## Task instructions
Scan the material and copy every line in which "Requests" appears.

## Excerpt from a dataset
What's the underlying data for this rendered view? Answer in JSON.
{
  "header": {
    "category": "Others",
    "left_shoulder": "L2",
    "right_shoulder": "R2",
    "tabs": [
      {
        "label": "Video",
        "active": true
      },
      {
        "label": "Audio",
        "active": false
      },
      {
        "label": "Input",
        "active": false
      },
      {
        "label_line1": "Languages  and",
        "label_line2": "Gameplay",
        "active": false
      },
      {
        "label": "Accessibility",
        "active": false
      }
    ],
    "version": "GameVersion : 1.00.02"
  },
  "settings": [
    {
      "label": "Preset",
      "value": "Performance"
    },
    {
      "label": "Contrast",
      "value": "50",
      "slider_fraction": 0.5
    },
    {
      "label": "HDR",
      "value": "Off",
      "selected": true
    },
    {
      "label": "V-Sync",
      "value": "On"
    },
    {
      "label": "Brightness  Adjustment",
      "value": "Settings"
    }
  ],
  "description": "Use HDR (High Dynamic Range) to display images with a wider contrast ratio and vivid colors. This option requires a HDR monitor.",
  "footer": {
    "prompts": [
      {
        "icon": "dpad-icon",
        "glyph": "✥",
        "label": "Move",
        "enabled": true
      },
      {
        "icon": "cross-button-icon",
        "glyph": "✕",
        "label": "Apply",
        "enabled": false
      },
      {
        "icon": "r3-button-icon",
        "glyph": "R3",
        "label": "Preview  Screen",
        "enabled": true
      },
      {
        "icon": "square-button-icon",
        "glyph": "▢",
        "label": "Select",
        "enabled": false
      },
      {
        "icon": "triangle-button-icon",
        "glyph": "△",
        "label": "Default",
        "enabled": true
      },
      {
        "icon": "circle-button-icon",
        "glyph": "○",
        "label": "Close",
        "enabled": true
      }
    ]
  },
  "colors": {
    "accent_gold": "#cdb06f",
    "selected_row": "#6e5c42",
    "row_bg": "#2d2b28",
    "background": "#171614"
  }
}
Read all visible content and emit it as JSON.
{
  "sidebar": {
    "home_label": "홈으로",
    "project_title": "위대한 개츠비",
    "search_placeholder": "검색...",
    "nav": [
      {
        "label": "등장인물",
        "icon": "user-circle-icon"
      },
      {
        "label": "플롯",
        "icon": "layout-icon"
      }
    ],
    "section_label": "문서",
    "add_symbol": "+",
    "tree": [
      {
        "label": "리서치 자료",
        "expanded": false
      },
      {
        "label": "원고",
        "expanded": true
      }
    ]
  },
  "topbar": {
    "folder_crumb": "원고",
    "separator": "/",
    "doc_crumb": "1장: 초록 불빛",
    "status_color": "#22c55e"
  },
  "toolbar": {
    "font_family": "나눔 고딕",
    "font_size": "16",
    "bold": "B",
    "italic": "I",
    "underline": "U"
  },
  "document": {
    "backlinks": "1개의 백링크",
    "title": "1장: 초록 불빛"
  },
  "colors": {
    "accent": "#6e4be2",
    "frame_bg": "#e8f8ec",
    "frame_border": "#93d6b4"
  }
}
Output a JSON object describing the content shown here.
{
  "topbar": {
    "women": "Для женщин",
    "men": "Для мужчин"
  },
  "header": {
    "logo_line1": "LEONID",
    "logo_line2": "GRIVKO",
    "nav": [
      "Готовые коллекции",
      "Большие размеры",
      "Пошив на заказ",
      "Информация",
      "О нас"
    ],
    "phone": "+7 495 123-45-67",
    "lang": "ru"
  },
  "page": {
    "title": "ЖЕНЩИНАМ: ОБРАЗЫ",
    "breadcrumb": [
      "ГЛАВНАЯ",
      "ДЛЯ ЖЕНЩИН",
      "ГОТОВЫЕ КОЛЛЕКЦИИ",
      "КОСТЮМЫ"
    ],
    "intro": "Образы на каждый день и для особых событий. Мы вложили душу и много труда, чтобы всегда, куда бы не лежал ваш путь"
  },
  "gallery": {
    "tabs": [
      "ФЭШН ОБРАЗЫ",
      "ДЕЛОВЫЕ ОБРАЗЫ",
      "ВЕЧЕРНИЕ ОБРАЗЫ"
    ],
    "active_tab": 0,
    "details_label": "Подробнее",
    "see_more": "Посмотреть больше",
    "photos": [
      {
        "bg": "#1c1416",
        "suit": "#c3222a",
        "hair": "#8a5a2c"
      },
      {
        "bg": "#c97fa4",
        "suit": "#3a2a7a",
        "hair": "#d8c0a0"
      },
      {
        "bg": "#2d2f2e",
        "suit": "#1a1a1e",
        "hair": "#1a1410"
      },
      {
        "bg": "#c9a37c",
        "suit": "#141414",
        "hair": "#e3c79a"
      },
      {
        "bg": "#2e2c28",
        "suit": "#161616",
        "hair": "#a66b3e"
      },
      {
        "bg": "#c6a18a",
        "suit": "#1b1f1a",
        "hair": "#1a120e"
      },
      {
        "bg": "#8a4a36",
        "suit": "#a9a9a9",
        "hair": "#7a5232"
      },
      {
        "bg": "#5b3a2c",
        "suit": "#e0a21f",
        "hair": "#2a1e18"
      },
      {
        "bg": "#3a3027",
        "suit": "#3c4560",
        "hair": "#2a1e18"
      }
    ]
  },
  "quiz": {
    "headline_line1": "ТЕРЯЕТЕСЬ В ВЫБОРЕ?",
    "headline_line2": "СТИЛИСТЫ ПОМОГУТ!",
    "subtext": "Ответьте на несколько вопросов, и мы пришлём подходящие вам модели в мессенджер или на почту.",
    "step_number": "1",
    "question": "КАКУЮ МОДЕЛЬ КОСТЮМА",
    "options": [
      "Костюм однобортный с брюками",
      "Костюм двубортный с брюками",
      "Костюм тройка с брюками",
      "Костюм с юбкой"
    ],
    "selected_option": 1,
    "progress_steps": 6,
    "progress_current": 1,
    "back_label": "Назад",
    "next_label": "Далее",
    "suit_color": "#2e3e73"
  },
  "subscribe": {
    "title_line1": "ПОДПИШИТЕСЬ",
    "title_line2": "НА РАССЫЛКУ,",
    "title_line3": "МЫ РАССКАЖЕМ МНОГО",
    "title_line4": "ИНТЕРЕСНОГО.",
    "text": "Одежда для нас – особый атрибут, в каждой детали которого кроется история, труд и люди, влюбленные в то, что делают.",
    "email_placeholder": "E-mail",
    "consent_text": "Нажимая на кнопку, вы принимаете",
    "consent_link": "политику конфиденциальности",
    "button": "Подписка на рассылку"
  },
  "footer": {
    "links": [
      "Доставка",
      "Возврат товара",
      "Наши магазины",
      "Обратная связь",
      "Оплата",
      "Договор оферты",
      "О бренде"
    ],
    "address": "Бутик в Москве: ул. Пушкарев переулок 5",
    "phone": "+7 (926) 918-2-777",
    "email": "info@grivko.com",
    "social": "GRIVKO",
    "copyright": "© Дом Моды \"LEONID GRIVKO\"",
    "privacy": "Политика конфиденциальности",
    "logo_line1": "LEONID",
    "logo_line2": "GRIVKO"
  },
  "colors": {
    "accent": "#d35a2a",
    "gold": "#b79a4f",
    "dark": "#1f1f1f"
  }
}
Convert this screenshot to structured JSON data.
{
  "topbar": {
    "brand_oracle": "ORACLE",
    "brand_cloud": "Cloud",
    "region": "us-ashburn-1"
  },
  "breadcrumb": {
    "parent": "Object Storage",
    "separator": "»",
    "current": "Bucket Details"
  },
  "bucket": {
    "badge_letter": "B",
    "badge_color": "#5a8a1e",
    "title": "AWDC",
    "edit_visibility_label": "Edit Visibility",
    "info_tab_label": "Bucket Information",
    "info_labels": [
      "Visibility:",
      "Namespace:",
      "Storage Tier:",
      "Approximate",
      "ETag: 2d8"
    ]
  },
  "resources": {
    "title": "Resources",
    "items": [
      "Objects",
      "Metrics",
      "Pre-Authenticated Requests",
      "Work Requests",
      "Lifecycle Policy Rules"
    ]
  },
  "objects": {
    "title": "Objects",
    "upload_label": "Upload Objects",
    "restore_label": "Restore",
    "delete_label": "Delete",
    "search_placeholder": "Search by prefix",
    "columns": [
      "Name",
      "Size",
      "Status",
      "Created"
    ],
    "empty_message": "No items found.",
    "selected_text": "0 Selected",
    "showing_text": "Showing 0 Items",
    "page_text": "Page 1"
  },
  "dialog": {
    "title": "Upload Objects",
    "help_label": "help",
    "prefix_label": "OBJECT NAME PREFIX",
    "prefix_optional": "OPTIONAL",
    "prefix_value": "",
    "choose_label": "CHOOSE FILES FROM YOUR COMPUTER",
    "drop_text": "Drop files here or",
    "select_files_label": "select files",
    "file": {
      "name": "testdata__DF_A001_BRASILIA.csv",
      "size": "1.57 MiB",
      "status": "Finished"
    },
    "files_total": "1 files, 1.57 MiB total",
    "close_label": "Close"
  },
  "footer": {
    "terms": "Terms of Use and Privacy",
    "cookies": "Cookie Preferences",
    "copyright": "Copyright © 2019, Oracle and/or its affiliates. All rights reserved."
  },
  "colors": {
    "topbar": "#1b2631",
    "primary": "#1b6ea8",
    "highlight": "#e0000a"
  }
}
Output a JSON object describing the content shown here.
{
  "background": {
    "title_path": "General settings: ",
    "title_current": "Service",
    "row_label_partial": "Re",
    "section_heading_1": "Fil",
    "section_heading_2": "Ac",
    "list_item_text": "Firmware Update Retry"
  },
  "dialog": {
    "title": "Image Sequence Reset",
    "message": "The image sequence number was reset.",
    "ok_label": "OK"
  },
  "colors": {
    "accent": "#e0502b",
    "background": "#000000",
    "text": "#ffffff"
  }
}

## Output for this task
      "Pre-Authenticated Requests",
      "Work Requests",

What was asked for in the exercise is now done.